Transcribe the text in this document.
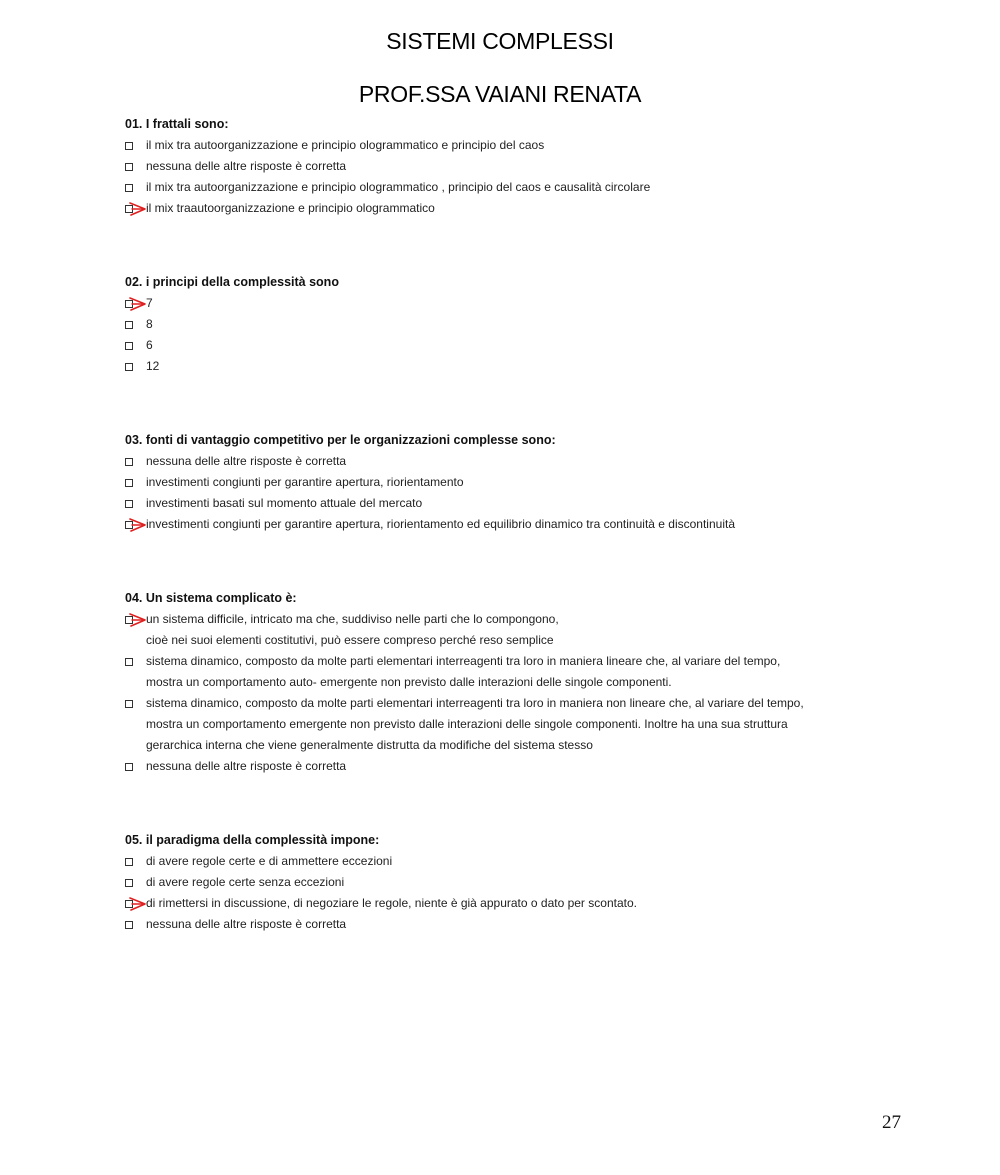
SISTEMI COMPLESSI
PROF.SSA VAIANI RENATA
01. I frattali sono:
il mix tra autoorganizzazione e principio ologrammatico e principio del caos
nessuna delle altre risposte è corretta
il mix tra autoorganizzazione e principio ologrammatico , principio del caos e causalità circolare
il mix traautoorganizzazione e principio ologrammatico
02. i principi della complessità sono
7
8
6
12
03. fonti di vantaggio competitivo per le organizzazioni complesse sono:
nessuna delle altre risposte è corretta
investimenti congiunti per garantire apertura, riorientamento
investimenti basati sul momento attuale del mercato
investimenti congiunti per garantire apertura, riorientamento ed equilibrio dinamico tra continuità e discontinuità
04. Un sistema complicato è:
un sistema difficile, intricato ma che, suddiviso nelle parti che lo compongono,
cioè nei suoi elementi costitutivi, può essere compreso perché reso semplice
sistema dinamico, composto da molte parti elementari interreagenti tra loro in maniera lineare che, al variare del tempo,
mostra un comportamento auto- emergente non previsto dalle interazioni delle singole componenti.
sistema dinamico, composto da molte parti elementari interreagenti tra loro in maniera non lineare che, al variare del tempo,
mostra un comportamento emergente non previsto dalle interazioni delle singole componenti. Inoltre ha una sua struttura
gerarchica interna che viene generalmente distrutta da modifiche del sistema stesso
nessuna delle altre risposte è corretta
05. il paradigma della complessità impone:
di avere regole certe e di ammettere eccezioni
di avere regole certe senza eccezioni
di rimettersi in discussione, di negoziare le regole, niente è già appurato o dato per scontato.
nessuna delle altre risposte è corretta
27
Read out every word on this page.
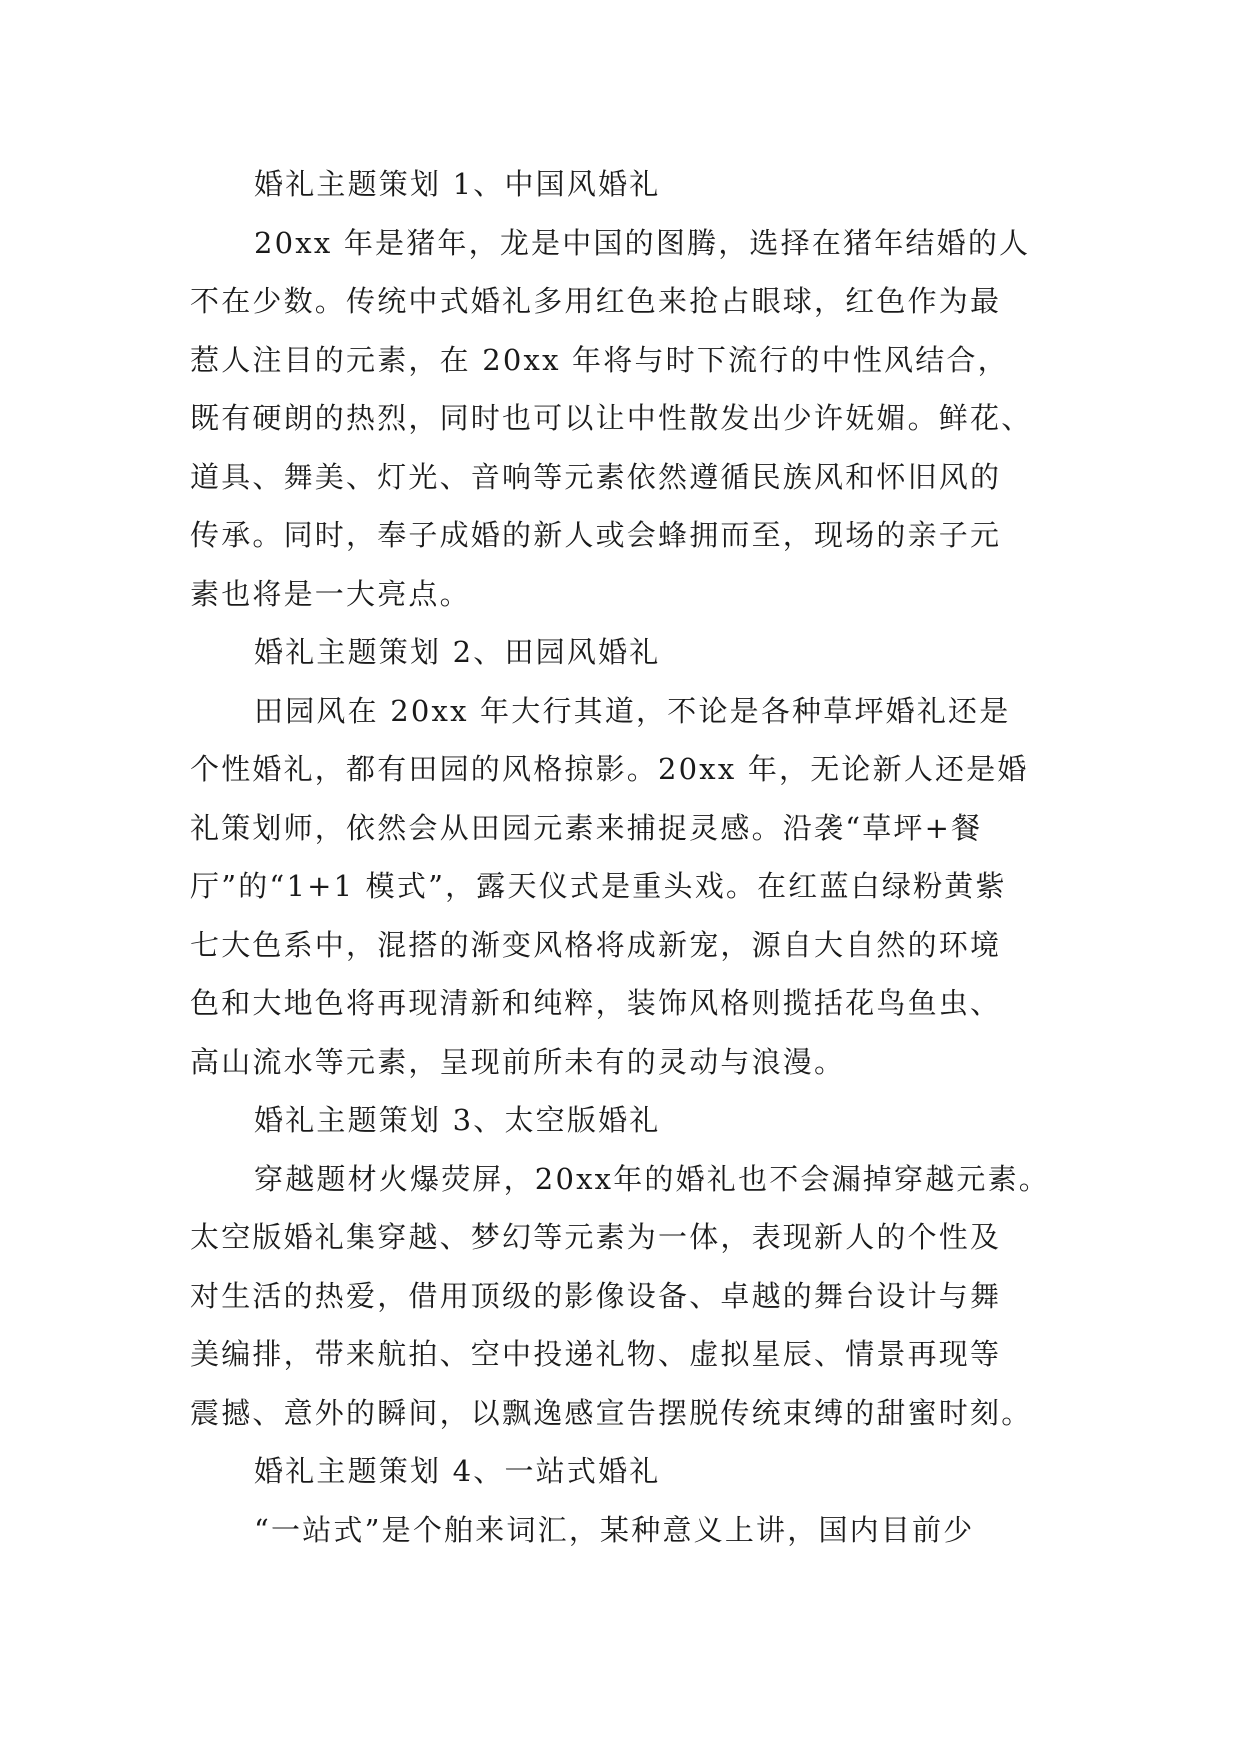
婚礼主题策划 1、中国风婚礼
20xx 年是猪年，龙是中国的图腾，选择在猪年结婚的人
不在少数。传统中式婚礼多用红色来抢占眼球，红色作为最
惹人注目的元素，在 20xx 年将与时下流行的中性风结合，
既有硬朗的热烈，同时也可以让中性散发出少许妩媚。鲜花、
道具、舞美、灯光、音响等元素依然遵循民族风和怀旧风的
传承。同时，奉子成婚的新人或会蜂拥而至，现场的亲子元
素也将是一大亮点。
婚礼主题策划 2、田园风婚礼
田园风在 20xx 年大行其道，不论是各种草坪婚礼还是
个性婚礼，都有田园的风格掠影。20xx 年，无论新人还是婚
礼策划师，依然会从田园元素来捕捉灵感。沿袭“草坪+餐
厅”的“1+1 模式”，露天仪式是重头戏。在红蓝白绿粉黄紫
七大色系中，混搭的渐变风格将成新宠，源自大自然的环境
色和大地色将再现清新和纯粹，装饰风格则揽括花鸟鱼虫、
高山流水等元素，呈现前所未有的灵动与浪漫。
婚礼主题策划 3、太空版婚礼
穿越题材火爆荧屏，20xx年的婚礼也不会漏掉穿越元素。
太空版婚礼集穿越、梦幻等元素为一体，表现新人的个性及
对生活的热爱，借用顶级的影像设备、卓越的舞台设计与舞
美编排，带来航拍、空中投递礼物、虚拟星辰、情景再现等
震撼、意外的瞬间，以飘逸感宣告摆脱传统束缚的甜蜜时刻。
婚礼主题策划 4、一站式婚礼
“一站式”是个舶来词汇，某种意义上讲，国内目前少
..............................
* Task instructions *
Pull out each line of the listing that holds the string "regole".

* Result of the exercise *
di avere regole certe e di ammettere eccezioni
di avere regole certe senza eccezioni
di rimettersi in discussione, di negoziare le regole, niente è già appurato o dato per scontato.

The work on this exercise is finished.